- Task details:
Reproduce all of the data exactly, with no line skipped.

- Records for processing:

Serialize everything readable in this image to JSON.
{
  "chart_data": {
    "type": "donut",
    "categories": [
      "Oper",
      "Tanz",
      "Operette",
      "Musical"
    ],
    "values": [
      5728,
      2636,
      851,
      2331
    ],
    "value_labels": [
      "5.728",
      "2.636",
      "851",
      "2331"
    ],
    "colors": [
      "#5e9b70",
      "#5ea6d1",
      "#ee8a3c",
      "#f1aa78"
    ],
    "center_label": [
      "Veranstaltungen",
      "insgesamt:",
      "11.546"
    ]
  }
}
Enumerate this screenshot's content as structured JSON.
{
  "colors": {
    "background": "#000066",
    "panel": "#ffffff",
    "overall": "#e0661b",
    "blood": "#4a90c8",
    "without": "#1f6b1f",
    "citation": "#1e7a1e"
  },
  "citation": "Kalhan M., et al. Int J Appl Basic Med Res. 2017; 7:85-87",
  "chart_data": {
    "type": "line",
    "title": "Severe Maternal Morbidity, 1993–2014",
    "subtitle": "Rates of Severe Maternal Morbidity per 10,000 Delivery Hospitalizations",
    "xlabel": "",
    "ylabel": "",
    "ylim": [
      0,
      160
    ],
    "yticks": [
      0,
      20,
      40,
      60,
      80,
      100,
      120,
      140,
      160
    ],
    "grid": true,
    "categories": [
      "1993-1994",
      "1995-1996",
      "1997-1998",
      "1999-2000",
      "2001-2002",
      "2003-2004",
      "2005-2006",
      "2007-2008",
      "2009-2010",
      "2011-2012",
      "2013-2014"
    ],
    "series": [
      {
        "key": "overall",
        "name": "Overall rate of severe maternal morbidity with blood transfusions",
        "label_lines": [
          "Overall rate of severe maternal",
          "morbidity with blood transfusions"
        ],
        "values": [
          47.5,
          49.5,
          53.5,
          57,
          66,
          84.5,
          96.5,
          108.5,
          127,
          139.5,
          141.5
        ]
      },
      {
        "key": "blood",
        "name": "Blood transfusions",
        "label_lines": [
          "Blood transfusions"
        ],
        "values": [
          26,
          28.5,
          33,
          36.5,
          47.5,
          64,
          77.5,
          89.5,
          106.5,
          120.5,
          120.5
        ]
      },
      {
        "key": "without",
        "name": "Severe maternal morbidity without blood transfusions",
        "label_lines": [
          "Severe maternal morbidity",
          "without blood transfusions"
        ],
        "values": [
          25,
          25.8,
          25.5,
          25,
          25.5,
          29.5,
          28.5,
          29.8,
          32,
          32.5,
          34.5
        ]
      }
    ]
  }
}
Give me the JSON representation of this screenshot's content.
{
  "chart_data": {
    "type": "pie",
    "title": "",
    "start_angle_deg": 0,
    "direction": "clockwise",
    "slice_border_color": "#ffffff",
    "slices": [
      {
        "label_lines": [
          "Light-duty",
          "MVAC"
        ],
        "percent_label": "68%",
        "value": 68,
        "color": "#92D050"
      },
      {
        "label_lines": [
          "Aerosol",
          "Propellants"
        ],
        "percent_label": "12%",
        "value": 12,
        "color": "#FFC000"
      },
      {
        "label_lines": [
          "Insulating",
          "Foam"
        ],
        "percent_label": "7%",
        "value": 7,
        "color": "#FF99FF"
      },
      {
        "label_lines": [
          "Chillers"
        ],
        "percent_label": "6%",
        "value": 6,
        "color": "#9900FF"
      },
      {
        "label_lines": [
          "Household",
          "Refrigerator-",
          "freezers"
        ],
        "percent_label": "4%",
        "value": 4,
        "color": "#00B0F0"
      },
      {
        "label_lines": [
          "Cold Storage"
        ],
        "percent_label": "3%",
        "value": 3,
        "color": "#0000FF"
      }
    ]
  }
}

- Final result:
Serialize everything readable in this image to JSON.
{
  "chart_data": {
    "type": "donut",
    "categories": [
      "Oper",
      "Tanz",
      "Operette",
      "Musical"
    ],
    "values": [
      5728,
      2636,
      851,
      2331
    ],
    "value_labels": [
      "5.728",
      "2.636",
      "851",
      "2331"
    ],
    "colors": [
      "#5e9b70",
      "#5ea6d1",
      "#ee8a3c",
      "#f1aa78"
    ],
    "center_label": [
      "Veranstaltungen",
      "insgesamt:",
      "11.546"
    ]
  }
}
Enumerate this screenshot's content as structured JSON.
{
  "colors": {
    "background": "#000066",
    "panel": "#ffffff",
    "overall": "#e0661b",
    "blood": "#4a90c8",
    "without": "#1f6b1f",
    "citation": "#1e7a1e"
  },
  "citation": "Kalhan M., et al. Int J Appl Basic Med Res. 2017; 7:85-87",
  "chart_data": {
    "type": "line",
    "title": "Severe Maternal Morbidity, 1993–2014",
    "subtitle": "Rates of Severe Maternal Morbidity per 10,000 Delivery Hospitalizations",
    "xlabel": "",
    "ylabel": "",
    "ylim": [
      0,
      160
    ],
    "yticks": [
      0,
      20,
      40,
      60,
      80,
      100,
      120,
      140,
      160
    ],
    "grid": true,
    "categories": [
      "1993-1994",
      "1995-1996",
      "1997-1998",
      "1999-2000",
      "2001-2002",
      "2003-2004",
      "2005-2006",
      "2007-2008",
      "2009-2010",
      "2011-2012",
      "2013-2014"
    ],
    "series": [
      {
        "key": "overall",
        "name": "Overall rate of severe maternal morbidity with blood transfusions",
        "label_lines": [
          "Overall rate of severe maternal",
          "morbidity with blood transfusions"
        ],
        "values": [
          47.5,
          49.5,
          53.5,
          57,
          66,
          84.5,
          96.5,
          108.5,
          127,
          139.5,
          141.5
        ]
      },
      {
        "key": "blood",
        "name": "Blood transfusions",
        "label_lines": [
          "Blood transfusions"
        ],
        "values": [
          26,
          28.5,
          33,
          36.5,
          47.5,
          64,
          77.5,
          89.5,
          106.5,
          120.5,
          120.5
        ]
      },
      {
        "key": "without",
        "name": "Severe maternal morbidity without blood transfusions",
        "label_lines": [
          "Severe maternal morbidity",
          "without blood transfusions"
        ],
        "values": [
          25,
          25.8,
          25.5,
          25,
          25.5,
          29.5,
          28.5,
          29.8,
          32,
          32.5,
          34.5
        ]
      }
    ]
  }
}
Give me the JSON representation of this screenshot's content.
{
  "chart_data": {
    "type": "pie",
    "title": "",
    "start_angle_deg": 0,
    "direction": "clockwise",
    "slice_border_color": "#ffffff",
    "slices": [
      {
        "label_lines": [
          "Light-duty",
          "MVAC"
        ],
        "percent_label": "68%",
        "value": 68,
        "color": "#92D050"
      },
      {
        "label_lines": [
          "Aerosol",
          "Propellants"
        ],
        "percent_label": "12%",
        "value": 12,
        "color": "#FFC000"
      },
      {
        "label_lines": [
          "Insulating",
          "Foam"
        ],
        "percent_label": "7%",
        "value": 7,
        "color": "#FF99FF"
      },
      {
        "label_lines": [
          "Chillers"
        ],
        "percent_label": "6%",
        "value": 6,
        "color": "#9900FF"
      },
      {
        "label_lines": [
          "Household",
          "Refrigerator-",
          "freezers"
        ],
        "percent_label": "4%",
        "value": 4,
        "color": "#00B0F0"
      },
      {
        "label_lines": [
          "Cold Storage"
        ],
        "percent_label": "3%",
        "value": 3,
        "color": "#0000FF"
      }
    ]
  }
}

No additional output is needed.